*Exercise*. Retype the material below. Keep every word exactly as it is.

*Dataset extract*.
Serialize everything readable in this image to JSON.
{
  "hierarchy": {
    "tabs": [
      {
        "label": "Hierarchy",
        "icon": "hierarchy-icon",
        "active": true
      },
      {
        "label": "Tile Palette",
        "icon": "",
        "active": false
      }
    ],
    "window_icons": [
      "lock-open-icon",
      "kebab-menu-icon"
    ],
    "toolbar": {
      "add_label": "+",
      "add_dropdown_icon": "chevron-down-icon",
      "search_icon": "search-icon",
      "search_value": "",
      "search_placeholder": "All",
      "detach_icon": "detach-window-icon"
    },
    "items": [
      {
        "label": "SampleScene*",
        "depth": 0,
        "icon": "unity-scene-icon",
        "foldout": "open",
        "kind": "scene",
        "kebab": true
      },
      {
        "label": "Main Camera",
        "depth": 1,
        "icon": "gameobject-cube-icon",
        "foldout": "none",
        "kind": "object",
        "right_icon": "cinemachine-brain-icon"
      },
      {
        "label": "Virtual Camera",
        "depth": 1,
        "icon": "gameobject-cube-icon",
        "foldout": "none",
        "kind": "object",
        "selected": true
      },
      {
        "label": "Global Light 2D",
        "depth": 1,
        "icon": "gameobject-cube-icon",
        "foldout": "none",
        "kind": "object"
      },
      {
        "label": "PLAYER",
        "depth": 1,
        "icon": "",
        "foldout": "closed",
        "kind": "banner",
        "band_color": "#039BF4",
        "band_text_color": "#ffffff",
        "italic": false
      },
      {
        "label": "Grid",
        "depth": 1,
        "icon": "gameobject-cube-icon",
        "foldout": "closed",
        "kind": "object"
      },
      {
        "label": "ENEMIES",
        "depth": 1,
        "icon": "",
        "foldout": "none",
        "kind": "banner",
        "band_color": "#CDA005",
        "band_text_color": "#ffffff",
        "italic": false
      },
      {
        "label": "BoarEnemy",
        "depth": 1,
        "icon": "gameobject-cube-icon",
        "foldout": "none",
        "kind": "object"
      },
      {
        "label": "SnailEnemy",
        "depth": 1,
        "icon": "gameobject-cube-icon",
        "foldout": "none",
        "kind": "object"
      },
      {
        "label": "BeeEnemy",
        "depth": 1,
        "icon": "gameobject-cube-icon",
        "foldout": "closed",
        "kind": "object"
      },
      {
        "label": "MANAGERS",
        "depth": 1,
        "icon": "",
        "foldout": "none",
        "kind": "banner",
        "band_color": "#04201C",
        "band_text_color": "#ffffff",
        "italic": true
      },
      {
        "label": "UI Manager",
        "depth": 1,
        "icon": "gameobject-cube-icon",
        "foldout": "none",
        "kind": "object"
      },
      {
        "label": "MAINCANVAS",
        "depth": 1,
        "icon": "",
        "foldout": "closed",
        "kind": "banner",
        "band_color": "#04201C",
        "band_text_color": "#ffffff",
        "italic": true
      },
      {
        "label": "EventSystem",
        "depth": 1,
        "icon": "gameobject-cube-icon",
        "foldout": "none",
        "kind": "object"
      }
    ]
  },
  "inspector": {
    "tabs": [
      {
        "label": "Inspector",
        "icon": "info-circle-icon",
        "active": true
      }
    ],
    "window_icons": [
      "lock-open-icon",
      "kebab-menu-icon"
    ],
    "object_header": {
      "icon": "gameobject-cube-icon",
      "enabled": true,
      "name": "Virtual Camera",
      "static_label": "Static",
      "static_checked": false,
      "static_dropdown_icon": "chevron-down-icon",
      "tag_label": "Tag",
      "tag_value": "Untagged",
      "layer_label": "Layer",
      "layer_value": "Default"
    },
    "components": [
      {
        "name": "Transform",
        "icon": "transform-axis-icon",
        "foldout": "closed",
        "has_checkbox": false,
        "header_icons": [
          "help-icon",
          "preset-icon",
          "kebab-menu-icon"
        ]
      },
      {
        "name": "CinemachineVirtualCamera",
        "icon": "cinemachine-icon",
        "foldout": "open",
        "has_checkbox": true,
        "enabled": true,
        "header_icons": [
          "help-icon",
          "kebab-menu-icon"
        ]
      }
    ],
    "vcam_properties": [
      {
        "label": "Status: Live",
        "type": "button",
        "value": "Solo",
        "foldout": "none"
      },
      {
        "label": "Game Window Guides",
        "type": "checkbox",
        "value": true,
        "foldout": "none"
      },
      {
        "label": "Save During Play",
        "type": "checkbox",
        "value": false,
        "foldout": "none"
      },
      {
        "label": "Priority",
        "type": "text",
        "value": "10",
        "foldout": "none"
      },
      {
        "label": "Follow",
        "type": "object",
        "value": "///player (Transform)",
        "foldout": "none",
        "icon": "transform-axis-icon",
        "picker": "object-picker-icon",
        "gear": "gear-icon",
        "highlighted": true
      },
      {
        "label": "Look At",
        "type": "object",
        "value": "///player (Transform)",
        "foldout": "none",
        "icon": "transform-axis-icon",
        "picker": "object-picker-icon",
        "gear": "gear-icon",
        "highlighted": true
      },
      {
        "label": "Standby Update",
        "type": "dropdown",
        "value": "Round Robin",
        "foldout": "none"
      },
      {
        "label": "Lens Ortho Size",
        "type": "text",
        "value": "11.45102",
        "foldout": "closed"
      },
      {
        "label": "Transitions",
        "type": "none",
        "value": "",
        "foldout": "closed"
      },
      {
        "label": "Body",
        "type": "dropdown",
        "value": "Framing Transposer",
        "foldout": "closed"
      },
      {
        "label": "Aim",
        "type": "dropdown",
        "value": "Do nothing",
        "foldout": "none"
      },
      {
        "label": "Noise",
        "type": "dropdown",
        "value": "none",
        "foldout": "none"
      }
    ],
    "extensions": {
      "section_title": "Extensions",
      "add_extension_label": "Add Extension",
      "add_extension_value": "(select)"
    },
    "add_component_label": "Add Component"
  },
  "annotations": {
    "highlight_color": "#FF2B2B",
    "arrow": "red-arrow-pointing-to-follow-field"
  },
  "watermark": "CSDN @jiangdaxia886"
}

*In response*.
Serialize everything readable in this image to JSON.
{
  "hierarchy": {
    "tabs": [
      {
        "label": "Hierarchy",
        "icon": "hierarchy-icon",
        "active": true
      },
      {
        "label": "Tile Palette",
        "icon": "",
        "active": false
      }
    ],
    "window_icons": [
      "lock-open-icon",
      "kebab-menu-icon"
    ],
    "toolbar": {
      "add_label": "+",
      "add_dropdown_icon": "chevron-down-icon",
      "search_icon": "search-icon",
      "search_value": "",
      "search_placeholder": "All",
      "detach_icon": "detach-window-icon"
    },
    "items": [
      {
        "label": "SampleScene*",
        "depth": 0,
        "icon": "unity-scene-icon",
        "foldout": "open",
        "kind": "scene",
        "kebab": true
      },
      {
        "label": "Main Camera",
        "depth": 1,
        "icon": "gameobject-cube-icon",
        "foldout": "none",
        "kind": "object",
        "right_icon": "cinemachine-brain-icon"
      },
      {
        "label": "Virtual Camera",
        "depth": 1,
        "icon": "gameobject-cube-icon",
        "foldout": "none",
        "kind": "object",
        "selected": true
      },
      {
        "label": "Global Light 2D",
        "depth": 1,
        "icon": "gameobject-cube-icon",
        "foldout": "none",
        "kind": "object"
      },
      {
        "label": "PLAYER",
        "depth": 1,
        "icon": "",
        "foldout": "closed",
        "kind": "banner",
        "band_color": "#039BF4",
        "band_text_color": "#ffffff",
        "italic": false
      },
      {
        "label": "Grid",
        "depth": 1,
        "icon": "gameobject-cube-icon",
        "foldout": "closed",
        "kind": "object"
      },
      {
        "label": "ENEMIES",
        "depth": 1,
        "icon": "",
        "foldout": "none",
        "kind": "banner",
        "band_color": "#CDA005",
        "band_text_color": "#ffffff",
        "italic": false
      },
      {
        "label": "BoarEnemy",
        "depth": 1,
        "icon": "gameobject-cube-icon",
        "foldout": "none",
        "kind": "object"
      },
      {
        "label": "SnailEnemy",
        "depth": 1,
        "icon": "gameobject-cube-icon",
        "foldout": "none",
        "kind": "object"
      },
      {
        "label": "BeeEnemy",
        "depth": 1,
        "icon": "gameobject-cube-icon",
        "foldout": "closed",
        "kind": "object"
      },
      {
        "label": "MANAGERS",
        "depth": 1,
        "icon": "",
        "foldout": "none",
        "kind": "banner",
        "band_color": "#04201C",
        "band_text_color": "#ffffff",
        "italic": true
      },
      {
        "label": "UI Manager",
        "depth": 1,
        "icon": "gameobject-cube-icon",
        "foldout": "none",
        "kind": "object"
      },
      {
        "label": "MAINCANVAS",
        "depth": 1,
        "icon": "",
        "foldout": "closed",
        "kind": "banner",
        "band_color": "#04201C",
        "band_text_color": "#ffffff",
        "italic": true
      },
      {
        "label": "EventSystem",
        "depth": 1,
        "icon": "gameobject-cube-icon",
        "foldout": "none",
        "kind": "object"
      }
    ]
  },
  "inspector": {
    "tabs": [
      {
        "label": "Inspector",
        "icon": "info-circle-icon",
        "active": true
      }
    ],
    "window_icons": [
      "lock-open-icon",
      "kebab-menu-icon"
    ],
    "object_header": {
      "icon": "gameobject-cube-icon",
      "enabled": true,
      "name": "Virtual Camera",
      "static_label": "Static",
      "static_checked": false,
      "static_dropdown_icon": "chevron-down-icon",
      "tag_label": "Tag",
      "tag_value": "Untagged",
      "layer_label": "Layer",
      "layer_value": "Default"
    },
    "components": [
      {
        "name": "Transform",
        "icon": "transform-axis-icon",
        "foldout": "closed",
        "has_checkbox": false,
        "header_icons": [
          "help-icon",
          "preset-icon",
          "kebab-menu-icon"
        ]
      },
      {
        "name": "CinemachineVirtualCamera",
        "icon": "cinemachine-icon",
        "foldout": "open",
        "has_checkbox": true,
        "enabled": true,
        "header_icons": [
          "help-icon",
          "kebab-menu-icon"
        ]
      }
    ],
    "vcam_properties": [
      {
        "label": "Status: Live",
        "type": "button",
        "value": "Solo",
        "foldout": "none"
      },
      {
        "label": "Game Window Guides",
        "type": "checkbox",
        "value": true,
        "foldout": "none"
      },
      {
        "label": "Save During Play",
        "type": "checkbox",
        "value": false,
        "foldout": "none"
      },
      {
        "label": "Priority",
        "type": "text",
        "value": "10",
        "foldout": "none"
      },
      {
        "label": "Follow",
        "type": "object",
        "value": "///player (Transform)",
        "foldout": "none",
        "icon": "transform-axis-icon",
        "picker": "object-picker-icon",
        "gear": "gear-icon",
        "highlighted": true
      },
      {
        "label": "Look At",
        "type": "object",
        "value": "///player (Transform)",
        "foldout": "none",
        "icon": "transform-axis-icon",
        "picker": "object-picker-icon",
        "gear": "gear-icon",
        "highlighted": true
      },
      {
        "label": "Standby Update",
        "type": "dropdown",
        "value": "Round Robin",
        "foldout": "none"
      },
      {
        "label": "Lens Ortho Size",
        "type": "text",
        "value": "11.45102",
        "foldout": "closed"
      },
      {
        "label": "Transitions",
        "type": "none",
        "value": "",
        "foldout": "closed"
      },
      {
        "label": "Body",
        "type": "dropdown",
        "value": "Framing Transposer",
        "foldout": "closed"
      },
      {
        "label": "Aim",
        "type": "dropdown",
        "value": "Do nothing",
        "foldout": "none"
      },
      {
        "label": "Noise",
        "type": "dropdown",
        "value": "none",
        "foldout": "none"
      }
    ],
    "extensions": {
      "section_title": "Extensions",
      "add_extension_label": "Add Extension",
      "add_extension_value": "(select)"
    },
    "add_component_label": "Add Component"
  },
  "annotations": {
    "highlight_color": "#FF2B2B",
    "arrow": "red-arrow-pointing-to-follow-field"
  },
  "watermark": "CSDN @jiangdaxia886"
}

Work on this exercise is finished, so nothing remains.